— start GIVEN INFORMATION —
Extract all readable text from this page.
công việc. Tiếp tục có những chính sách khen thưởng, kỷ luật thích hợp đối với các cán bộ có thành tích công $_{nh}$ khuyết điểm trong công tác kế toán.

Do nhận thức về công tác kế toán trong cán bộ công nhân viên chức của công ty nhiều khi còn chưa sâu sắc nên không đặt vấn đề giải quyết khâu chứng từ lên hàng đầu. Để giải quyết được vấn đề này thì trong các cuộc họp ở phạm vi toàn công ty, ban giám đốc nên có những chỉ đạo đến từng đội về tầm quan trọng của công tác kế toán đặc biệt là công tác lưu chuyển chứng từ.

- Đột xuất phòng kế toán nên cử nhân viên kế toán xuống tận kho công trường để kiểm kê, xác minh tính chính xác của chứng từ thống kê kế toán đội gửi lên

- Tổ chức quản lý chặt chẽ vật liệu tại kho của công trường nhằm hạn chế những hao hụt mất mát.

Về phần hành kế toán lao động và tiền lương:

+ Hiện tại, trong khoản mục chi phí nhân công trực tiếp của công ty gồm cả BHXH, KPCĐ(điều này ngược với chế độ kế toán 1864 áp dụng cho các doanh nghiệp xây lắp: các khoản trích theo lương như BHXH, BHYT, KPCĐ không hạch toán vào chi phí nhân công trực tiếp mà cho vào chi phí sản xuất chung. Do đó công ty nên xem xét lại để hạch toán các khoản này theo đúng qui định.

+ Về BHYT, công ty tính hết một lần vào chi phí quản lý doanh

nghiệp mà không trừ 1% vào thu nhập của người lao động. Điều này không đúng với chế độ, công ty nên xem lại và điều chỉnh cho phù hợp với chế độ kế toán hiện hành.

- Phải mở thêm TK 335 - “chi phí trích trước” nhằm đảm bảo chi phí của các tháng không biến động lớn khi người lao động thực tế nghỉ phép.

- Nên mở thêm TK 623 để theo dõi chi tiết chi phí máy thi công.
— end GIVEN INFORMATION —
— start GIVEN INFORMATION —
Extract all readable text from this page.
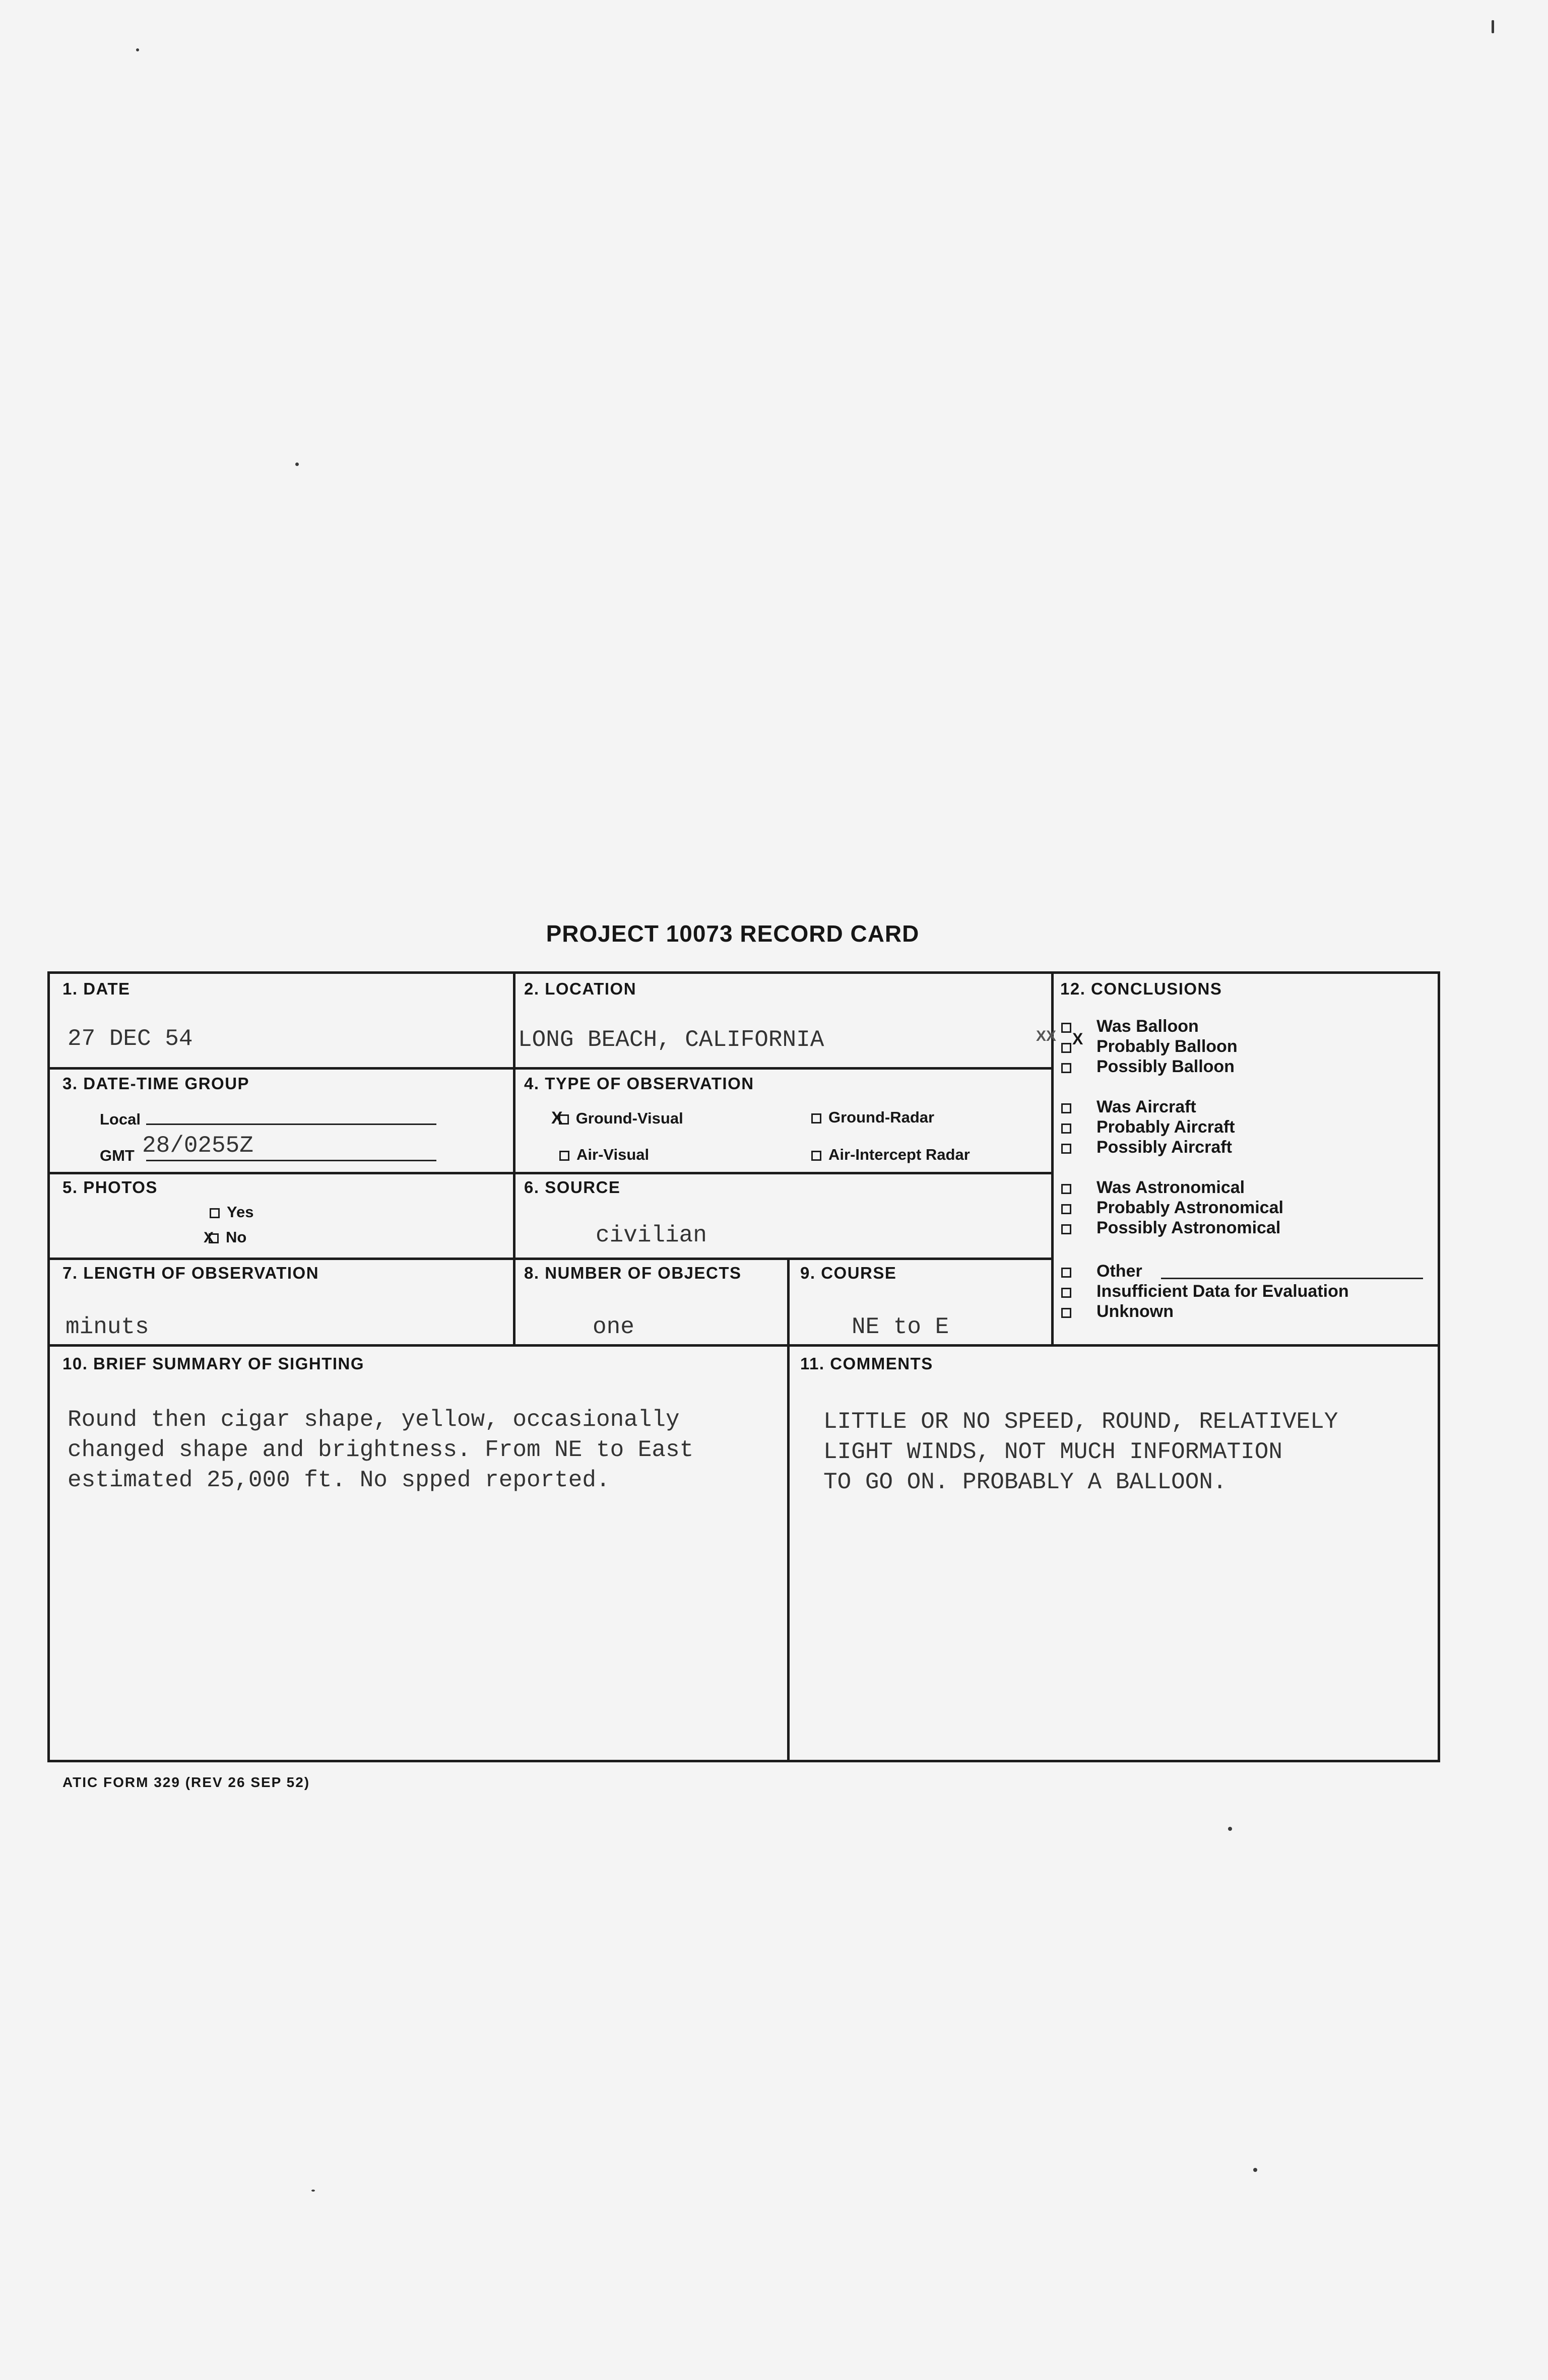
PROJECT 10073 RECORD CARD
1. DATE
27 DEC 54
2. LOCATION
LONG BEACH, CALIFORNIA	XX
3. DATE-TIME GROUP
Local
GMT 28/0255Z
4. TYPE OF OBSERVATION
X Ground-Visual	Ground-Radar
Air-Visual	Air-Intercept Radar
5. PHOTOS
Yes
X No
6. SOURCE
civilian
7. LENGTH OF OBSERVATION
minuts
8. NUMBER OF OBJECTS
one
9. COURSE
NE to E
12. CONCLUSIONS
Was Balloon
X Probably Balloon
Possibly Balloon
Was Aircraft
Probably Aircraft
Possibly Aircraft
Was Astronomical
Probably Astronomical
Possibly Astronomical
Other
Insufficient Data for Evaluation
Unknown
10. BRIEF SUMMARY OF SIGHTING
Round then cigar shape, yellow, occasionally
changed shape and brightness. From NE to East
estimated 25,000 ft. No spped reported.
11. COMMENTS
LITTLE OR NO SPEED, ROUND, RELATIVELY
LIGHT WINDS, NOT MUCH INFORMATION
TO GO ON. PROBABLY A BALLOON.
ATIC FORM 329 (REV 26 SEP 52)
— end GIVEN INFORMATION —
— start GIVEN INFORMATION —
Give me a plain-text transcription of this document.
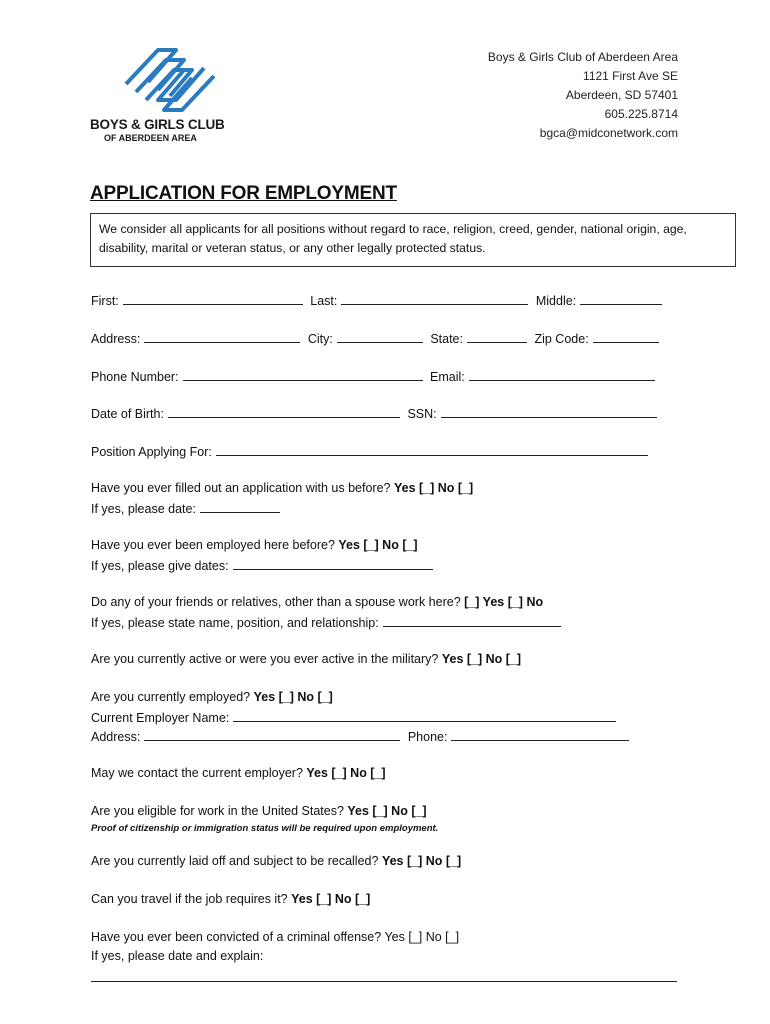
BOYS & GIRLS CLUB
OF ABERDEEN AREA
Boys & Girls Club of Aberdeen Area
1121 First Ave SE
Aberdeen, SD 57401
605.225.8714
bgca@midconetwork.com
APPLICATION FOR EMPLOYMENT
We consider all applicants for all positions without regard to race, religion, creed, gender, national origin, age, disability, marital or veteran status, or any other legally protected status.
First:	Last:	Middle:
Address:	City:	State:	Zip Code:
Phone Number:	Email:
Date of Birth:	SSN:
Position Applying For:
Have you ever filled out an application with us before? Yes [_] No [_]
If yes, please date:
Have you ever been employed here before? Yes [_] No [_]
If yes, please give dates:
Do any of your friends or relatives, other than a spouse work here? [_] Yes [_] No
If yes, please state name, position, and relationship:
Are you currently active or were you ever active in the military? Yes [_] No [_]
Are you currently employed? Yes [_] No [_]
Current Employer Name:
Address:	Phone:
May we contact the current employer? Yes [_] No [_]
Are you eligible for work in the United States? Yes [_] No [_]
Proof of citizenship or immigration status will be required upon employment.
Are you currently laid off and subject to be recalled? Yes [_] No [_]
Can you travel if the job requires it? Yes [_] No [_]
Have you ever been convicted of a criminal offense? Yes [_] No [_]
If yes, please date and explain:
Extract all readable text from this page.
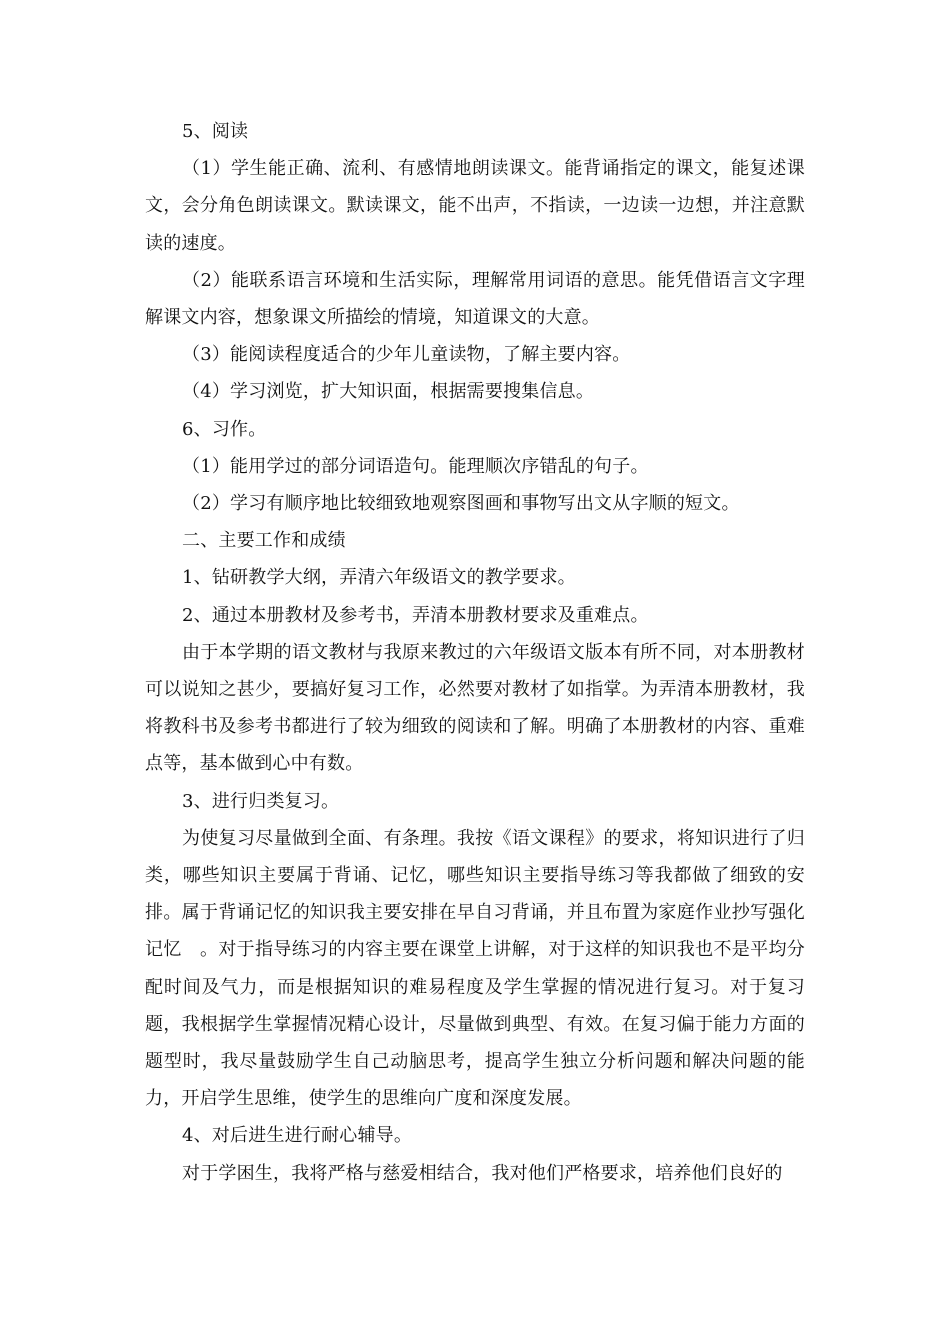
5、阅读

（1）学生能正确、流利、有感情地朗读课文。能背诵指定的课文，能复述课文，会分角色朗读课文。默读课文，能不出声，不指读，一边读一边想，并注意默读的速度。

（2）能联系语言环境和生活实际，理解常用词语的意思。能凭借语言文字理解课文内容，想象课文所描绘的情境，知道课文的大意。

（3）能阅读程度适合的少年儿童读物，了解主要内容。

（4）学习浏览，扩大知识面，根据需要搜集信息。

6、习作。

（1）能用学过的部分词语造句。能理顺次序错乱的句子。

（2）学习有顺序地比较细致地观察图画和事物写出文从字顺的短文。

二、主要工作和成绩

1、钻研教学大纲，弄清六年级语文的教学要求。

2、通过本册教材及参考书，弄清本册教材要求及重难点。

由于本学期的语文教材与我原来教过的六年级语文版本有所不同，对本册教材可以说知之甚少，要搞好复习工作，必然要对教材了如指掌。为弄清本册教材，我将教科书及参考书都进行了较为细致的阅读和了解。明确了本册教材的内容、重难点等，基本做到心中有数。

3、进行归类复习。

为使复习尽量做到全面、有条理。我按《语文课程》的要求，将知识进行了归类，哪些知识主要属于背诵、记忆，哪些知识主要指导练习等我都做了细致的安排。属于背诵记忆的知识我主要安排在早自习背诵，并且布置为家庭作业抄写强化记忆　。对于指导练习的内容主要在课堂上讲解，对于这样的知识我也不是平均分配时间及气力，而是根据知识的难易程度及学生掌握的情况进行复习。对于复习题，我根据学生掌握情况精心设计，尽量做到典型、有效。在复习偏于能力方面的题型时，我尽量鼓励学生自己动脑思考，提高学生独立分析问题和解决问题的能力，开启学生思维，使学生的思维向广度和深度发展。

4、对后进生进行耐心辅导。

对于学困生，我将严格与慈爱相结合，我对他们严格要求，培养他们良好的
— end GIVEN INFORMATION —
**TASK GOAL**.
Only the number is wanted: how many lines in the data include the word "OBSERVATION"?

**EXERCISE SOLUTION**.
2